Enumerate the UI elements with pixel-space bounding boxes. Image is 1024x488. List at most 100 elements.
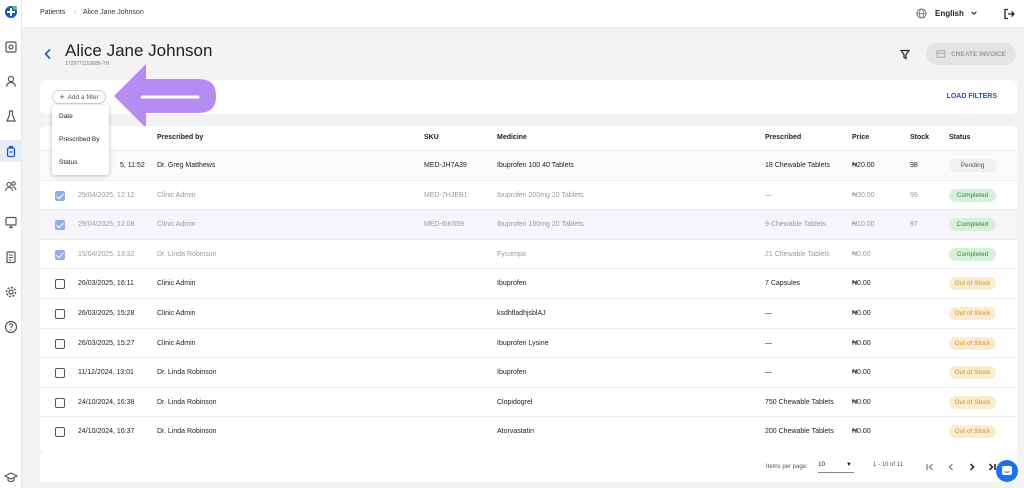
date-cell: 29/04/2025, 12:12 [78, 191, 135, 199]
row-checkbox[interactable] [55, 338, 65, 349]
prescribed-cell: 750 Chewable Tablets [765, 398, 834, 406]
prescribed-by-cell: Clinic Admin [157, 191, 196, 199]
column-stock[interactable]: Stock [910, 134, 929, 141]
table-row[interactable]: 29/04/2025, 12:12 Clinic Admin MED-7HJEB1 I… [40, 179, 1017, 210]
row-checkbox[interactable] [55, 190, 65, 201]
table-row[interactable]: 15/04/2025, 13:32 Dr. Linda Robinson Fycom… [40, 238, 1017, 269]
medicine-cell: Ibuprofen [497, 369, 527, 377]
globe-icon [916, 7, 927, 19]
pagination-bar: Items per page: 10 ▼ 1 - 10 of 11 [40, 454, 1017, 482]
row-checkbox[interactable] [55, 368, 65, 379]
price-cell: ₦0.00 [852, 398, 871, 406]
table-row[interactable]: 11/12/2024, 13:01 Dr. Linda Robinson Ibupr… [40, 357, 1017, 387]
column-prescribed-by[interactable]: Prescribed by [157, 134, 203, 141]
settings-gear-icon[interactable] [4, 285, 18, 299]
patients-icon[interactable] [4, 74, 18, 88]
prescribed-by-cell: Clinic Admin [157, 280, 196, 288]
medicine-cell: Atorvastatin [497, 428, 534, 436]
prescribed-cell: 18 Chewable Tablets [765, 162, 830, 169]
breadcrumb-separator-icon: › [74, 9, 77, 16]
app-logo-icon[interactable] [4, 5, 18, 19]
prescribed-by-cell: Dr. Linda Robinson [157, 398, 217, 406]
breadcrumb-patients[interactable]: Patients [40, 9, 65, 16]
sku-cell: MED-6IK659 [424, 221, 465, 229]
previous-page-icon[interactable] [946, 462, 956, 472]
prescribed-cell: 21 Chewable Tablets [765, 250, 830, 258]
status-badge: Out of Stock [949, 425, 996, 439]
status-badge: Out of Stock [949, 395, 996, 409]
table-row[interactable]: 26/03/2025, 15:28 Clinic Admin ksdhfladhjs… [40, 298, 1017, 328]
status-badge: Pending [949, 159, 996, 172]
row-checkbox[interactable] [55, 249, 65, 260]
prescribed-cell: — [765, 310, 772, 317]
date-cell: 26/03/2025, 15:27 [78, 339, 135, 347]
price-cell: ₦30.00 [852, 191, 875, 199]
dashboard-icon[interactable] [4, 40, 18, 54]
medicine-cell: Clopidogrel [497, 398, 533, 406]
table-row[interactable]: 29/04/2025, 12:08 Clinic Admin MED-6IK659 I… [40, 209, 1017, 240]
back-arrow-icon[interactable] [42, 47, 54, 60]
first-page-icon[interactable] [925, 462, 935, 472]
row-checkbox[interactable] [55, 427, 65, 438]
logout-icon[interactable] [1003, 7, 1015, 20]
status-badge: Completed [949, 247, 996, 261]
add-filter-button[interactable]: + Add a filter [52, 90, 106, 104]
items-per-page-label: Items per page: [766, 464, 808, 470]
staff-icon[interactable] [4, 179, 18, 193]
column-price[interactable]: Price [852, 134, 869, 141]
price-cell: ₦0.00 [852, 428, 871, 436]
medicine-cell: Ibuprofen 200mg 20 Tablets [497, 191, 584, 199]
prescribed-cell: 9 Chewable Tablets [765, 221, 826, 229]
pharmacy-icon[interactable] [4, 144, 18, 158]
filter-dropdown-menu: Date Prescribed By Status [52, 105, 109, 175]
medicine-cell: Ibuprofen Lysine [497, 339, 549, 347]
table-row[interactable]: 5, 11:52 Dr. Greg Matthews MED-JH7A39 Ibupr… [40, 150, 1017, 180]
lab-icon[interactable] [4, 109, 18, 123]
column-prescribed[interactable]: Prescribed [765, 134, 801, 141]
date-cell: 24/10/2024, 16:37 [78, 428, 135, 436]
row-checkbox[interactable] [55, 309, 65, 319]
breadcrumb-current: Alice Jane Johnson [83, 9, 144, 16]
prescribed-by-cell: Clinic Admin [157, 310, 196, 317]
filter-option-date[interactable]: Date [59, 113, 73, 120]
row-checkbox[interactable] [55, 279, 65, 290]
filter-option-status[interactable]: Status [59, 159, 77, 166]
status-badge: Completed [949, 188, 996, 202]
sidebar [0, 0, 22, 488]
prescribed-cell: — [765, 191, 772, 199]
graduation-cap-icon[interactable] [4, 470, 18, 484]
price-cell: ₦20.00 [852, 162, 875, 169]
row-checkbox[interactable] [55, 220, 65, 231]
next-page-icon[interactable] [967, 462, 977, 472]
table-row[interactable]: 26/03/2025, 16:11 Clinic Admin Ibuprofen 7 … [40, 268, 1017, 298]
date-cell: 26/03/2025, 16:11 [78, 280, 134, 288]
price-cell: ₦0.00 [852, 369, 871, 377]
prescribed-by-cell: Dr. Linda Robinson [157, 369, 217, 377]
price-cell: ₦10.00 [852, 221, 875, 229]
patient-id: 1729771153686-TH [65, 61, 110, 67]
create-invoice-button[interactable]: CREATE INVOICE [926, 43, 1016, 65]
add-filter-label: Add a filter [67, 93, 99, 101]
table-row[interactable]: 26/03/2025, 15:27 Clinic Admin Ibuprofen L… [40, 327, 1017, 358]
status-badge: Out of Stock [949, 366, 996, 380]
table-row[interactable]: 24/10/2024, 16:37 Dr. Linda Robinson Atorv… [40, 416, 1017, 446]
monitor-icon[interactable] [4, 215, 18, 229]
language-selector[interactable]: English [916, 7, 978, 19]
records-icon[interactable] [4, 250, 18, 264]
annotation-arrow-icon [114, 64, 216, 128]
row-checkbox[interactable] [55, 397, 65, 408]
filter-option-prescribed-by[interactable]: Prescribed By [59, 136, 99, 143]
table-row[interactable]: 24/10/2024, 16:38 Dr. Linda Robinson Clopi… [40, 386, 1017, 417]
column-sku[interactable]: SKU [424, 134, 439, 141]
status-badge: Out of Stock [949, 277, 996, 291]
column-medicine[interactable]: Medicine [497, 134, 527, 141]
load-filters-button[interactable]: LOAD FILTERS [947, 93, 997, 100]
items-per-page-select[interactable]: 10 ▼ [818, 461, 854, 473]
prescribed-cell: — [765, 339, 772, 347]
chat-support-icon[interactable] [996, 460, 1018, 482]
column-status[interactable]: Status [949, 134, 970, 141]
status-badge: Out of Stock [949, 307, 996, 320]
filter-funnel-icon[interactable] [899, 47, 911, 60]
help-icon[interactable] [4, 320, 18, 334]
date-cell: 5, 11:52 [120, 162, 145, 169]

What you are asked to do:
Output a verbatim copy of all entries above; no pictures go in it.

Your response:
Enumerate the UI elements with pixel-space bounding boxes. Image is 1024x488. List at most 100 elements.
date-cell: 29/04/2025, 12:12 [78, 191, 135, 199]
row-checkbox[interactable] [55, 338, 65, 349]
prescribed-cell: 750 Chewable Tablets [765, 398, 834, 406]
prescribed-by-cell: Clinic Admin [157, 191, 196, 199]
column-stock[interactable]: Stock [910, 134, 929, 141]
table-row[interactable]: 29/04/2025, 12:12 Clinic Admin MED-7HJEB1 I… [40, 179, 1017, 210]
row-checkbox[interactable] [55, 190, 65, 201]
table-row[interactable]: 15/04/2025, 13:32 Dr. Linda Robinson Fycom… [40, 238, 1017, 269]
medicine-cell: Ibuprofen [497, 369, 527, 377]
globe-icon [916, 7, 927, 19]
pagination-bar: Items per page: 10 ▼ 1 - 10 of 11 [40, 454, 1017, 482]
row-checkbox[interactable] [55, 368, 65, 379]
price-cell: ₦0.00 [852, 398, 871, 406]
table-row[interactable]: 11/12/2024, 13:01 Dr. Linda Robinson Ibupr… [40, 357, 1017, 387]
column-prescribed-by[interactable]: Prescribed by [157, 134, 203, 141]
settings-gear-icon[interactable] [4, 285, 18, 299]
patients-icon[interactable] [4, 74, 18, 88]
prescribed-by-cell: Clinic Admin [157, 280, 196, 288]
medicine-cell: Atorvastatin [497, 428, 534, 436]
prescribed-cell: 18 Chewable Tablets [765, 162, 830, 169]
breadcrumb-separator-icon: › [74, 9, 77, 16]
app-logo-icon[interactable] [4, 5, 18, 19]
prescribed-by-cell: Dr. Linda Robinson [157, 398, 217, 406]
breadcrumb-patients[interactable]: Patients [40, 9, 65, 16]
sku-cell: MED-6IK659 [424, 221, 465, 229]
previous-page-icon[interactable] [946, 462, 956, 472]
prescribed-cell: 21 Chewable Tablets [765, 250, 830, 258]
status-badge: Out of Stock [949, 425, 996, 439]
status-badge: Out of Stock [949, 395, 996, 409]
table-row[interactable]: 26/03/2025, 15:28 Clinic Admin ksdhfladhjs… [40, 298, 1017, 328]
status-badge: Pending [949, 159, 996, 172]
row-checkbox[interactable] [55, 249, 65, 260]
prescribed-cell: — [765, 310, 772, 317]
date-cell: 26/03/2025, 15:27 [78, 339, 135, 347]
price-cell: ₦30.00 [852, 191, 875, 199]
dashboard-icon[interactable] [4, 40, 18, 54]
medicine-cell: Clopidogrel [497, 398, 533, 406]
table-row[interactable]: 29/04/2025, 12:08 Clinic Admin MED-6IK659 I… [40, 209, 1017, 240]
back-arrow-icon[interactable] [42, 47, 54, 60]
first-page-icon[interactable] [925, 462, 935, 472]
row-checkbox[interactable] [55, 427, 65, 438]
logout-icon[interactable] [1003, 7, 1015, 20]
status-badge: Completed [949, 247, 996, 261]
add-filter-button[interactable]: + Add a filter [52, 90, 106, 104]
items-per-page-label: Items per page: [766, 464, 808, 470]
staff-icon[interactable] [4, 179, 18, 193]
column-price[interactable]: Price [852, 134, 869, 141]
price-cell: ₦0.00 [852, 428, 871, 436]
medicine-cell: Ibuprofen 200mg 20 Tablets [497, 191, 584, 199]
prescribed-cell: 9 Chewable Tablets [765, 221, 826, 229]
pharmacy-icon[interactable] [4, 144, 18, 158]
filter-dropdown-menu: Date Prescribed By Status [52, 105, 109, 175]
medicine-cell: Ibuprofen Lysine [497, 339, 549, 347]
table-row[interactable]: 5, 11:52 Dr. Greg Matthews MED-JH7A39 Ibupr… [40, 150, 1017, 180]
lab-icon[interactable] [4, 109, 18, 123]
column-prescribed[interactable]: Prescribed [765, 134, 801, 141]
date-cell: 24/10/2024, 16:37 [78, 428, 135, 436]
row-checkbox[interactable] [55, 309, 65, 319]
breadcrumb-current: Alice Jane Johnson [83, 9, 144, 16]
prescribed-by-cell: Clinic Admin [157, 310, 196, 317]
filter-option-date[interactable]: Date [59, 113, 73, 120]
row-checkbox[interactable] [55, 279, 65, 290]
filter-option-status[interactable]: Status [59, 159, 77, 166]
status-badge: Completed [949, 188, 996, 202]
sidebar [0, 0, 22, 488]
prescribed-cell: — [765, 191, 772, 199]
graduation-cap-icon[interactable] [4, 470, 18, 484]
price-cell: ₦20.00 [852, 162, 875, 169]
row-checkbox[interactable] [55, 220, 65, 231]
next-page-icon[interactable] [967, 462, 977, 472]
table-row[interactable]: 26/03/2025, 16:11 Clinic Admin Ibuprofen 7 … [40, 268, 1017, 298]
date-cell: 26/03/2025, 16:11 [78, 280, 134, 288]
price-cell: ₦0.00 [852, 369, 871, 377]
prescribed-by-cell: Dr. Linda Robinson [157, 369, 217, 377]
price-cell: ₦10.00 [852, 221, 875, 229]
patient-id: 1729771153686-TH [65, 61, 110, 67]
create-invoice-button[interactable]: CREATE INVOICE [926, 43, 1016, 65]
add-filter-label: Add a filter [67, 93, 99, 101]
table-row[interactable]: 26/03/2025, 15:27 Clinic Admin Ibuprofen L… [40, 327, 1017, 358]
status-badge: Out of Stock [949, 366, 996, 380]
table-row[interactable]: 24/10/2024, 16:37 Dr. Linda Robinson Atorv… [40, 416, 1017, 446]
monitor-icon[interactable] [4, 215, 18, 229]
language-selector[interactable]: English [916, 7, 978, 19]
records-icon[interactable] [4, 250, 18, 264]
annotation-arrow-icon [114, 64, 216, 128]
row-checkbox[interactable] [55, 397, 65, 408]
filter-option-prescribed-by[interactable]: Prescribed By [59, 136, 99, 143]
table-row[interactable]: 24/10/2024, 16:38 Dr. Linda Robinson Clopi… [40, 386, 1017, 417]
column-sku[interactable]: SKU [424, 134, 439, 141]
status-badge: Out of Stock [949, 277, 996, 291]
column-medicine[interactable]: Medicine [497, 134, 527, 141]
load-filters-button[interactable]: LOAD FILTERS [947, 93, 997, 100]
items-per-page-select[interactable]: 10 ▼ [818, 461, 854, 473]
prescribed-cell: — [765, 339, 772, 347]
chat-support-icon[interactable] [996, 460, 1018, 482]
column-status[interactable]: Status [949, 134, 970, 141]
status-badge: Out of Stock [949, 307, 996, 320]
filter-funnel-icon[interactable] [899, 47, 911, 60]
help-icon[interactable] [4, 320, 18, 334]
date-cell: 5, 11:52 [120, 162, 145, 169]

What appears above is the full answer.